++++ AVAILABLE DATA

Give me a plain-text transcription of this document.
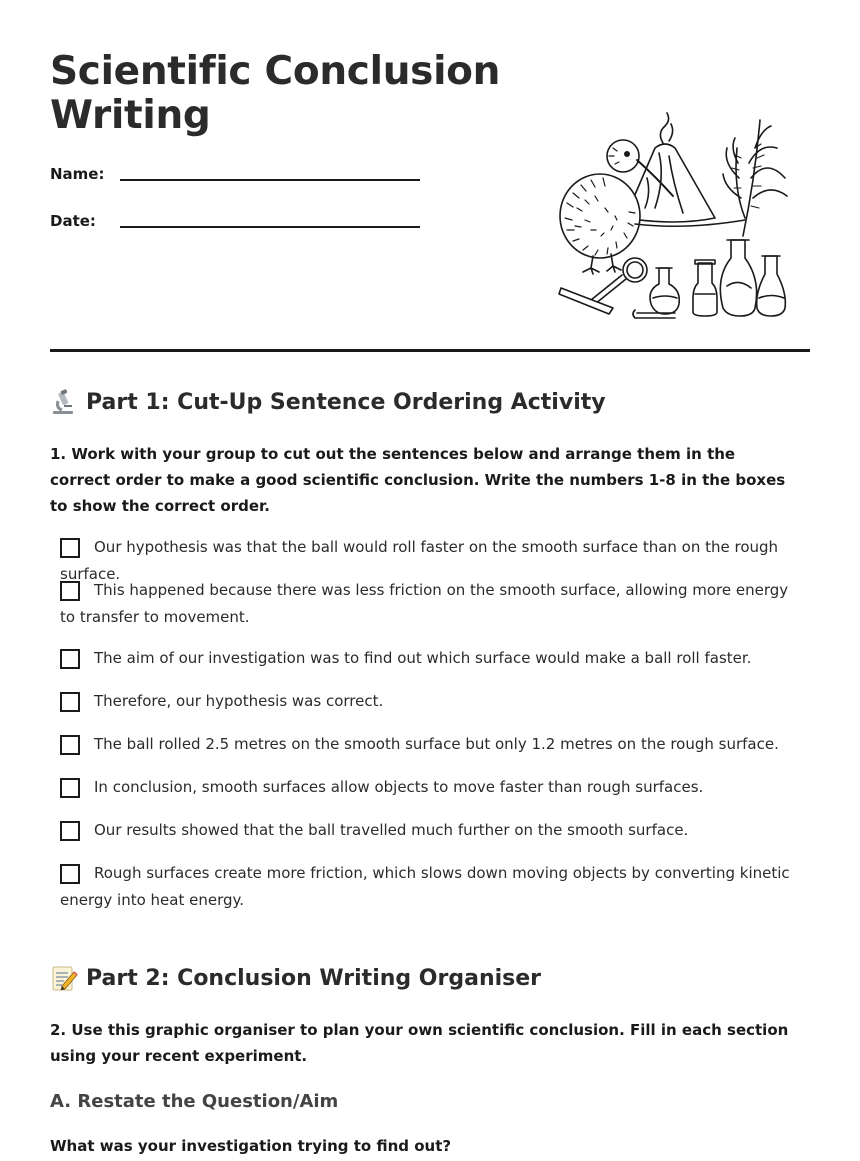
Scientific Conclusion Writing
Name:
Date:
Part 1: Cut-Up Sentence Ordering Activity
1. Work with your group to cut out the sentences below and arrange them in the correct order to make a good scientific conclusion. Write the numbers 1-8 in the boxes to show the correct order.
Our hypothesis was that the ball would roll faster on the smooth surface than on the rough surface.
This happened because there was less friction on the smooth surface, allowing more energy to transfer to movement.
The aim of our investigation was to find out which surface would make a ball roll faster.
Therefore, our hypothesis was correct.
The ball rolled 2.5 metres on the smooth surface but only 1.2 metres on the rough surface.
In conclusion, smooth surfaces allow objects to move faster than rough surfaces.
Our results showed that the ball travelled much further on the smooth surface.
Rough surfaces create more friction, which slows down moving objects by converting kinetic energy into heat energy.
Part 2: Conclusion Writing Organiser
2. Use this graphic organiser to plan your own scientific conclusion. Fill in each section using your recent experiment.
A. Restate the Question/Aim
What was your investigation trying to find out?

++++++++

* AIM OF THE TASK
Return each line from the material above exactly, but not the pictures.

* COMPLETE ANSWER
Give me a plain-text transcription of this document.
Scientific Conclusion Writing
Name:
Date:
Part 1: Cut-Up Sentence Ordering Activity
1. Work with your group to cut out the sentences below and arrange them in the correct order to make a good scientific conclusion. Write the numbers 1-8 in the boxes to show the correct order.
Our hypothesis was that the ball would roll faster on the smooth surface than on the rough surface.
This happened because there was less friction on the smooth surface, allowing more energy to transfer to movement.
The aim of our investigation was to find out which surface would make a ball roll faster.
Therefore, our hypothesis was correct.
The ball rolled 2.5 metres on the smooth surface but only 1.2 metres on the rough surface.
In conclusion, smooth surfaces allow objects to move faster than rough surfaces.
Our results showed that the ball travelled much further on the smooth surface.
Rough surfaces create more friction, which slows down moving objects by converting kinetic energy into heat energy.
Part 2: Conclusion Writing Organiser
2. Use this graphic organiser to plan your own scientific conclusion. Fill in each section using your recent experiment.
A. Restate the Question/Aim
What was your investigation trying to find out?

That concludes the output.